Below, take the part of the data that opens with the line containing "Identify all the" and closes with the line containing "wind-arrow — [613, 673, 630, 678]", and give it again with "wind-arrow" changed to "wind-barb" wherever it appears, leaving everything else as it is. Leave the picture out of your answer.

**Task input**
┄┄┄┄┄┄┄┄┄┄┄┄┄┄┄┄┄┄┄┄
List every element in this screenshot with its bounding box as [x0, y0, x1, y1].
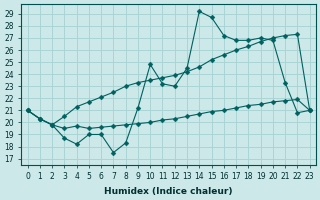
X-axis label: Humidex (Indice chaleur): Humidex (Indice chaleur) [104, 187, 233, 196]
┄┄┄┄┄┄┄┄┄┄┄┄┄┄┄┄┄┄┄┄
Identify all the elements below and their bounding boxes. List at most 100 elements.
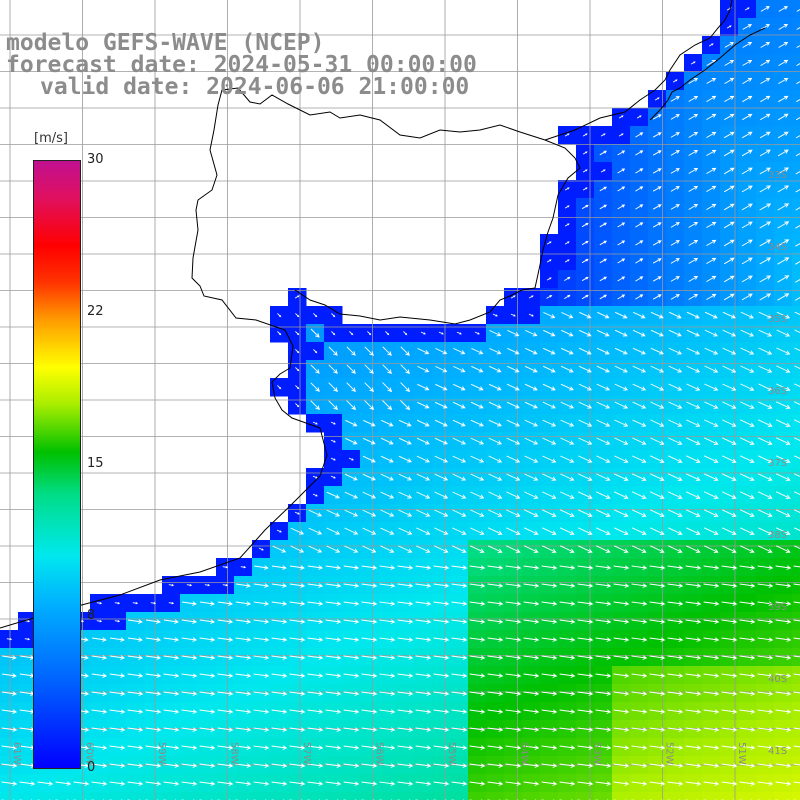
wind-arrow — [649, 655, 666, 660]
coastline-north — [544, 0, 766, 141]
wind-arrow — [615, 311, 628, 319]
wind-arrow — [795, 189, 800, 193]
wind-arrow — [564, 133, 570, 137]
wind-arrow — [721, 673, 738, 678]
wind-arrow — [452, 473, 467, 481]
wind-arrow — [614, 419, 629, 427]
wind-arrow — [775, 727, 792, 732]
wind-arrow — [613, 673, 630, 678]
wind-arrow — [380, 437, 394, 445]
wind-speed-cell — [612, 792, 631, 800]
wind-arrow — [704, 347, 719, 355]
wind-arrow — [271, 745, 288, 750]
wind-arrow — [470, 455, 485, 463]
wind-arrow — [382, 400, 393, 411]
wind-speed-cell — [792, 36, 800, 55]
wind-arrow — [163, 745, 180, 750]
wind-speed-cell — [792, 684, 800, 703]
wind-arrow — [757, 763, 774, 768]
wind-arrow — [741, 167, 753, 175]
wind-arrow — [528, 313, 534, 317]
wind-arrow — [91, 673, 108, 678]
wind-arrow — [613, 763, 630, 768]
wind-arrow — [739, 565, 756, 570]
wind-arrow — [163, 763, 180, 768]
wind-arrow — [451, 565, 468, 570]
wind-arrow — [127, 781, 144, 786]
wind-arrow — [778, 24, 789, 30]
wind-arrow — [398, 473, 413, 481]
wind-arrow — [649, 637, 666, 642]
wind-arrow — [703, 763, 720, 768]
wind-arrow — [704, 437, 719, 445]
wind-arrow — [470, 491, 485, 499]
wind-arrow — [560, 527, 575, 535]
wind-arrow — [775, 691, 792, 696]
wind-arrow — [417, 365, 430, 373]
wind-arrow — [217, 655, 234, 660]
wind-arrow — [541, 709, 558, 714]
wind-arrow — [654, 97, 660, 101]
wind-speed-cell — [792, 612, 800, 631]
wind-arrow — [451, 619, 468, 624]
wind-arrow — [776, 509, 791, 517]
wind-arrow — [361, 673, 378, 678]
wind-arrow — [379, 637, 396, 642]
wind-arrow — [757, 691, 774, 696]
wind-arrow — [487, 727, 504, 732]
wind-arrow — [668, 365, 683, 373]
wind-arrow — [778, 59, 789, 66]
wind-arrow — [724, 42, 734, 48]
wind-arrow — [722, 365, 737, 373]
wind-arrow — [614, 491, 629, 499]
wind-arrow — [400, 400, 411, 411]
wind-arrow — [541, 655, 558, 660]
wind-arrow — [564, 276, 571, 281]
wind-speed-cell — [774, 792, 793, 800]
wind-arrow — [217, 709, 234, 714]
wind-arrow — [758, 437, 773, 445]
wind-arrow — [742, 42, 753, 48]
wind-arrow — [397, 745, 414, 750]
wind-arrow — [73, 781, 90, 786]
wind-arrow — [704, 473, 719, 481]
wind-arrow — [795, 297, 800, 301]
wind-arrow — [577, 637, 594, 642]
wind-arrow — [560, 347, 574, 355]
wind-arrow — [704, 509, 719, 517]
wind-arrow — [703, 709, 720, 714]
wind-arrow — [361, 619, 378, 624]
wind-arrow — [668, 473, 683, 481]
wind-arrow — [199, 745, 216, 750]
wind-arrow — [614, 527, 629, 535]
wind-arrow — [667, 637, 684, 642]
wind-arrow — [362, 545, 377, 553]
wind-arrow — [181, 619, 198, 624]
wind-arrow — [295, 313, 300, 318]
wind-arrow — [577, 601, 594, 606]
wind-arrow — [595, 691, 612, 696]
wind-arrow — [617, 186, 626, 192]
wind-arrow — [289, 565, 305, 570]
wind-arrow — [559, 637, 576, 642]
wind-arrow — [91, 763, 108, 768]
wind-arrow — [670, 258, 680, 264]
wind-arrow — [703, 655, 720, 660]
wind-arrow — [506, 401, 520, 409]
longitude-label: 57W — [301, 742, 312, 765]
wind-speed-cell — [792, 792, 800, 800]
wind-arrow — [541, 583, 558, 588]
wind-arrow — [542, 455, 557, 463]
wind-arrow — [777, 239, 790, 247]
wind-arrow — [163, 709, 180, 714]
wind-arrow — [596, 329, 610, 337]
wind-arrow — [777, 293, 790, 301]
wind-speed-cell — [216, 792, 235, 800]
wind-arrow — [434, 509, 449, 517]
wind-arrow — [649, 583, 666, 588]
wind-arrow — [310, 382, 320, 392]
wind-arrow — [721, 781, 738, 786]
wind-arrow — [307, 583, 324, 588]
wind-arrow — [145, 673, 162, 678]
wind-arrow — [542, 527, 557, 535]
┄┄┄┄┄┄┄┄┄┄┄┄┄┄┄┄┄┄┄┄
**Result**
Identify all the elements below and their bounding boxes. List at most 100 elements.
wind-barb — [649, 655, 666, 660]
coastline-north — [544, 0, 766, 141]
wind-barb — [615, 311, 628, 319]
wind-barb — [795, 189, 800, 193]
wind-barb — [564, 133, 570, 137]
wind-barb — [721, 673, 738, 678]
wind-barb — [452, 473, 467, 481]
wind-barb — [614, 419, 629, 427]
wind-barb — [775, 727, 792, 732]
wind-barb — [613, 673, 630, 678]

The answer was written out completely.